Requirements: Reproduce the listing below verbatim.

--- Records supplied ---

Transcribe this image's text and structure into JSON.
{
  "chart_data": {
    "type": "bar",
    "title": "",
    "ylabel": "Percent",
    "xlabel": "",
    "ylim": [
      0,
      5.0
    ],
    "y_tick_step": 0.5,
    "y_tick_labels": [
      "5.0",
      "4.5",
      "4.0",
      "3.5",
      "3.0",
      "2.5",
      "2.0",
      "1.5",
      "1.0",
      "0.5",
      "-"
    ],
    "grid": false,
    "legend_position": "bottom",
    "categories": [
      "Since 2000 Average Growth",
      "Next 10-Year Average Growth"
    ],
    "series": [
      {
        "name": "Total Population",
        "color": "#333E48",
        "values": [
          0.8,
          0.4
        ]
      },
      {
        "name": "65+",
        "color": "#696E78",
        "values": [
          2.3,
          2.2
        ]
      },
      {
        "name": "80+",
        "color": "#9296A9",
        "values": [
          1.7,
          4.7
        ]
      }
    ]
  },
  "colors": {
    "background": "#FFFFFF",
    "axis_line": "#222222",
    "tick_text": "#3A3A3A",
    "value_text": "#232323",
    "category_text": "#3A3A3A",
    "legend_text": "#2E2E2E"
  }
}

---

Response for this exercise:
Transcribe this image's text and structure into JSON.
{
  "chart_data": {
    "type": "bar",
    "title": "",
    "ylabel": "Percent",
    "xlabel": "",
    "ylim": [
      0,
      5.0
    ],
    "y_tick_step": 0.5,
    "y_tick_labels": [
      "5.0",
      "4.5",
      "4.0",
      "3.5",
      "3.0",
      "2.5",
      "2.0",
      "1.5",
      "1.0",
      "0.5",
      "-"
    ],
    "grid": false,
    "legend_position": "bottom",
    "categories": [
      "Since 2000 Average Growth",
      "Next 10-Year Average Growth"
    ],
    "series": [
      {
        "name": "Total Population",
        "color": "#333E48",
        "values": [
          0.8,
          0.4
        ]
      },
      {
        "name": "65+",
        "color": "#696E78",
        "values": [
          2.3,
          2.2
        ]
      },
      {
        "name": "80+",
        "color": "#9296A9",
        "values": [
          1.7,
          4.7
        ]
      }
    ]
  },
  "colors": {
    "background": "#FFFFFF",
    "axis_line": "#222222",
    "tick_text": "#3A3A3A",
    "value_text": "#232323",
    "category_text": "#3A3A3A",
    "legend_text": "#2E2E2E"
  }
}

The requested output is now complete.